Written instruction 1:
In the painting notes, which motif does the writer want to avoid getting bogged down in?

Source document:
The main issue I’m exploring now is how to create these compositions on my own without bogging down in the “figures playing in snow” motif. (That’s exactly what the first two were based on, of course.)

Many of the avenues I’ve tried recently don’t really work, which is the point. Keep exploring until you find something that does. Then the problem is how to use that which works without it becoming cliché. It’s the accursed cycle of creativity.

With the portraiture, I have two problems I need to solve. The first is the ongoing issue of verisimilitude: does what I’ve painted accurately reflect the subject? Can you “tell who it is”? That’s what I was working on fairly assiduously in my sketchbook, until it dawned on me that it did me very little good to be able to draw Jeff’s face if I had then to turn around and use paint to achieve the same goal.

(Which is not to say that the drawing is not critical to the painting. It is: it allows me to see in a more leisurely and forgiving, and cheaper, medium how faces are put together.)

Written instruction 2:
Rewrite the listing starting with the line that contains "tooltip: Prendas imprescindibles" and going on through the line that contains "card-2: Prendas imprescindibles", swapping "LEER MÁS" for "VER MÁS" and leaving everything else unchanged.

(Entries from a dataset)
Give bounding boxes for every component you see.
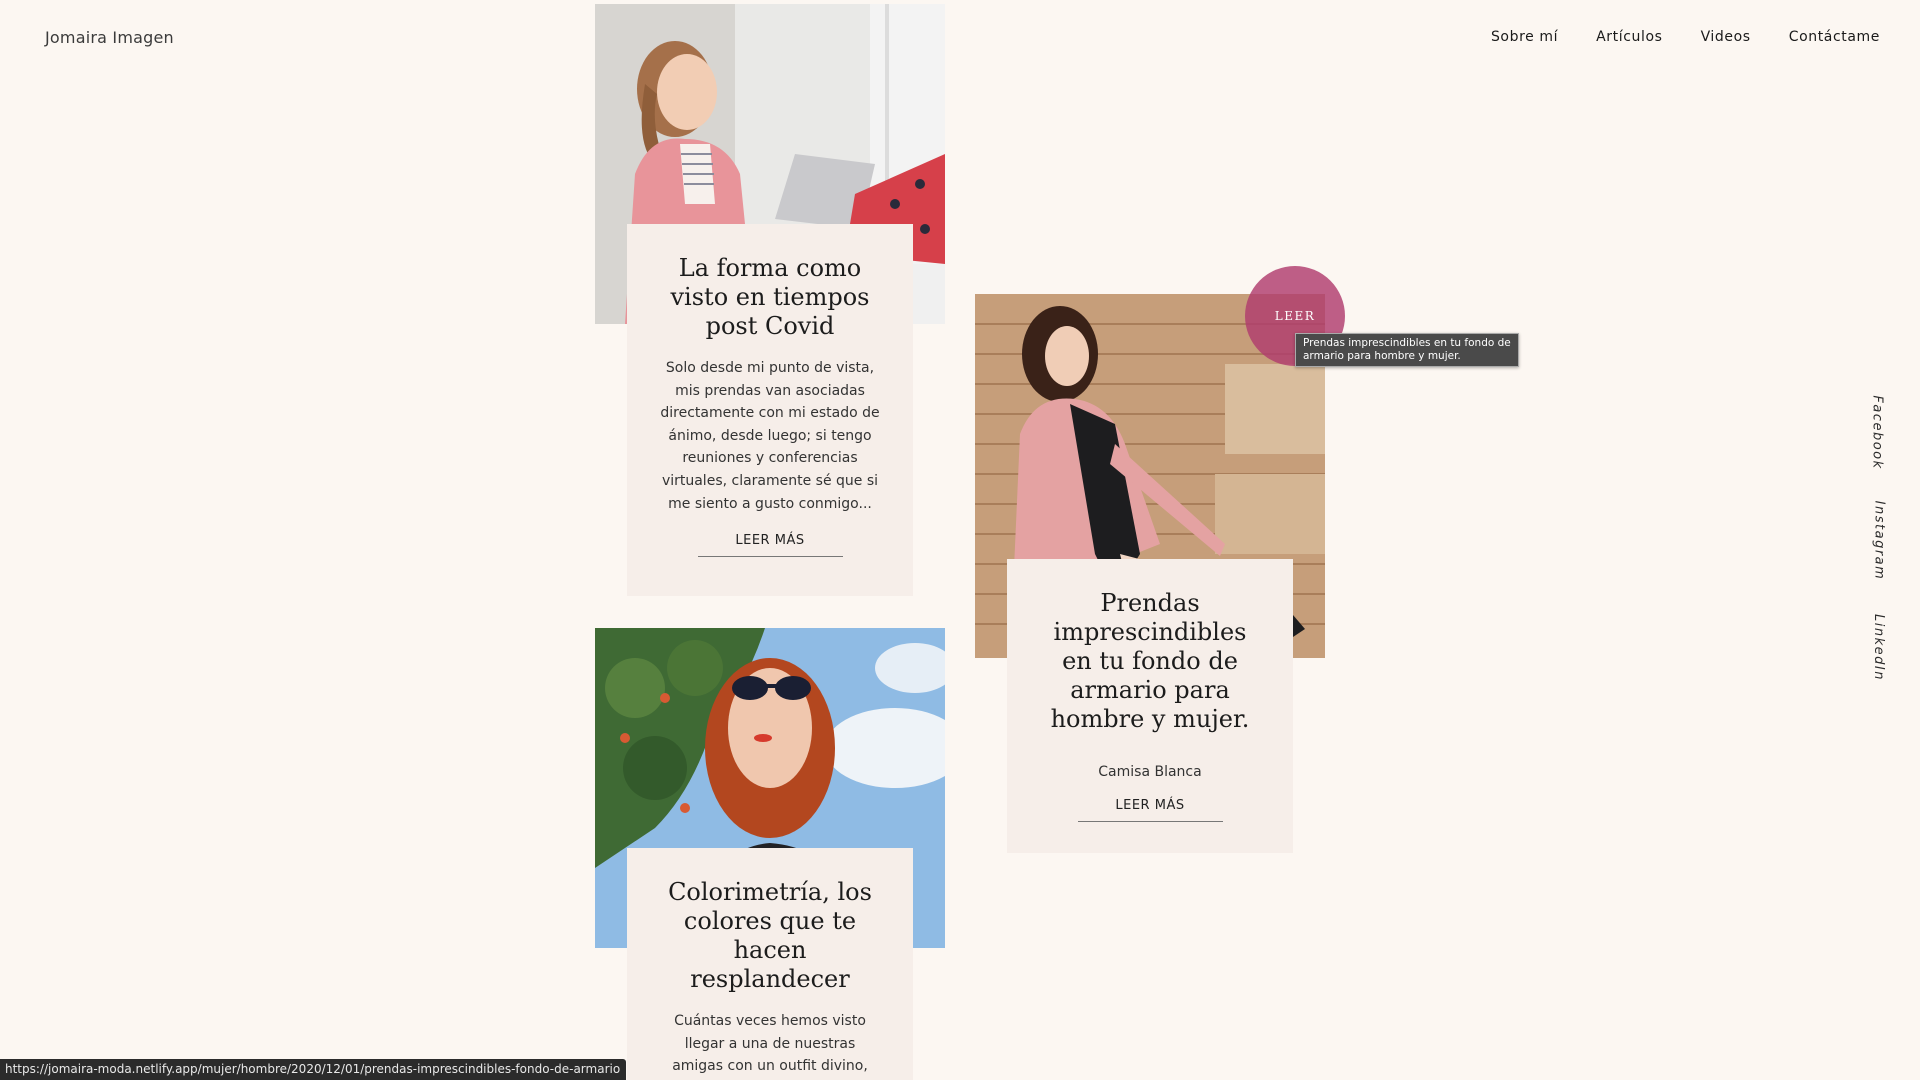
tooltip: Prendas imprescindibles en tu fondo de a… — [1295, 333, 1519, 367]
status-bar-url: https://jomaira-moda.netlify.app/mujer/h… — [0, 1059, 627, 1080]
card-3: Colorimetría, los colores que te hacen r… — [627, 848, 913, 1080]
social-instagram-link[interactable]: Instagram — [1872, 501, 1887, 581]
card-2-read-more-link[interactable]: LEER MÁS — [1077, 798, 1223, 822]
card-1: La forma como visto en tiempos post Covi… — [627, 224, 913, 596]
nav-videos[interactable]: Videos — [1701, 29, 1751, 45]
nav-sobre-mi[interactable]: Sobre mí — [1491, 29, 1558, 45]
card-2: Prendas imprescindibles en tu fondo de a… — [1007, 559, 1293, 853]
card-2-title[interactable]: Prendas imprescindibles en tu fondo de a… — [1039, 589, 1261, 734]
nav-articulos[interactable]: Artículos — [1596, 29, 1662, 45]
card-1-read-more-link[interactable]: LEER MÁS — [697, 533, 843, 558]
card-3-title[interactable]: Colorimetría, los colores que te hacen r… — [659, 878, 881, 994]
social-linkedin-link[interactable]: LinkedIn — [1871, 614, 1886, 681]
nav-contactame[interactable]: Contáctame — [1789, 29, 1880, 45]
card-1-title[interactable]: La forma como visto en tiempos post Covi… — [659, 254, 881, 341]
site-logo-text[interactable]: Jomaira Imagen — [45, 28, 174, 47]
card-3-excerpt: Cuántas veces hemos visto llegar a una d… — [672, 1013, 868, 1075]
main-nav: Sobre mí Artículos Videos Contáctame — [1491, 29, 1880, 45]
social-facebook-link[interactable]: Facebook — [1869, 395, 1884, 469]
card-1-excerpt: Solo desde mi punto de vista, mis prenda… — [660, 360, 880, 512]
card-2-category: Camisa Blanca — [1098, 764, 1202, 780]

Written response 1:
The "figures playing in snow" motif.

Written response 2:
tooltip: Prendas imprescindibles en tu fondo de a… — [1295, 333, 1519, 367]
status-bar-url: https://jomaira-moda.netlify.app/mujer/h… — [0, 1059, 627, 1080]
card-3: Colorimetría, los colores que te hacen r… — [627, 848, 913, 1080]
social-instagram-link[interactable]: Instagram — [1872, 501, 1887, 581]
card-2-read-more-link[interactable]: VER MÁS — [1077, 798, 1223, 822]
card-1: La forma como visto en tiempos post Covi… — [627, 224, 913, 596]
nav-videos[interactable]: Videos — [1701, 29, 1751, 45]
nav-sobre-mi[interactable]: Sobre mí — [1491, 29, 1558, 45]
card-2: Prendas imprescindibles en tu fondo de a… — [1007, 559, 1293, 853]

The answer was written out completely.